• _Directive_
The entries below contain pictures. Retype everything except those pictures, exactly as given.

• _Rows_
>>>
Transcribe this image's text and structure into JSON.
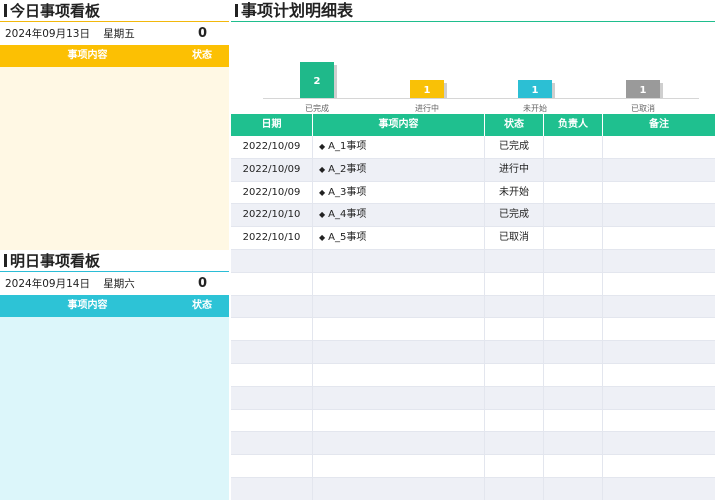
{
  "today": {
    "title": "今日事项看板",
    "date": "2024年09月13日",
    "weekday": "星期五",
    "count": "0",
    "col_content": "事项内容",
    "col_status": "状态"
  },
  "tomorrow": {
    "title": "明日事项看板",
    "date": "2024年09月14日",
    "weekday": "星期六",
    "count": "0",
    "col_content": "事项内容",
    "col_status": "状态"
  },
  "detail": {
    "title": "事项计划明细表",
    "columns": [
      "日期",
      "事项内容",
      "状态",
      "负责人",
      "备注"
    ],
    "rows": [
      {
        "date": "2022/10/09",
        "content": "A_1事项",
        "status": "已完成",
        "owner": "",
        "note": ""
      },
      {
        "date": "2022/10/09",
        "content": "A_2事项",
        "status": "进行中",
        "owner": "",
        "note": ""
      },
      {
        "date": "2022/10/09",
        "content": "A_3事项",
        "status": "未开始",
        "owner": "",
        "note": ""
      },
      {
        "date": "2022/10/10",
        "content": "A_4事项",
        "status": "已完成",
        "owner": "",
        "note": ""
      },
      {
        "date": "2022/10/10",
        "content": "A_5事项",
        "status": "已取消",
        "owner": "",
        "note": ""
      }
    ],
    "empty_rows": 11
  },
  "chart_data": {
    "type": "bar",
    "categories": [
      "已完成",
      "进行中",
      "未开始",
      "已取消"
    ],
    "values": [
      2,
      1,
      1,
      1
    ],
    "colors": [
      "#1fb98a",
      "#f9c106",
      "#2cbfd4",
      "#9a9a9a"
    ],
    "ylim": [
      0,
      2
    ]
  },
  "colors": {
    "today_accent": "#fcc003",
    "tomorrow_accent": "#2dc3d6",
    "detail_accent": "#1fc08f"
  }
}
<<<
• _Output of the exercise_
Transcribe this image's text and structure into JSON.
{
  "today": {
    "title": "今日事项看板",
    "date": "2024年09月13日",
    "weekday": "星期五",
    "count": "0",
    "col_content": "事项内容",
    "col_status": "状态"
  },
  "tomorrow": {
    "title": "明日事项看板",
    "date": "2024年09月14日",
    "weekday": "星期六",
    "count": "0",
    "col_content": "事项内容",
    "col_status": "状态"
  },
  "detail": {
    "title": "事项计划明细表",
    "columns": [
      "日期",
      "事项内容",
      "状态",
      "负责人",
      "备注"
    ],
    "rows": [
      {
        "date": "2022/10/09",
        "content": "A_1事项",
        "status": "已完成",
        "owner": "",
        "note": ""
      },
      {
        "date": "2022/10/09",
        "content": "A_2事项",
        "status": "进行中",
        "owner": "",
        "note": ""
      },
      {
        "date": "2022/10/09",
        "content": "A_3事项",
        "status": "未开始",
        "owner": "",
        "note": ""
      },
      {
        "date": "2022/10/10",
        "content": "A_4事项",
        "status": "已完成",
        "owner": "",
        "note": ""
      },
      {
        "date": "2022/10/10",
        "content": "A_5事项",
        "status": "已取消",
        "owner": "",
        "note": ""
      }
    ],
    "empty_rows": 11
  },
  "chart_data": {
    "type": "bar",
    "categories": [
      "已完成",
      "进行中",
      "未开始",
      "已取消"
    ],
    "values": [
      2,
      1,
      1,
      1
    ],
    "colors": [
      "#1fb98a",
      "#f9c106",
      "#2cbfd4",
      "#9a9a9a"
    ],
    "ylim": [
      0,
      2
    ]
  },
  "colors": {
    "today_accent": "#fcc003",
    "tomorrow_accent": "#2dc3d6",
    "detail_accent": "#1fc08f"
  }
}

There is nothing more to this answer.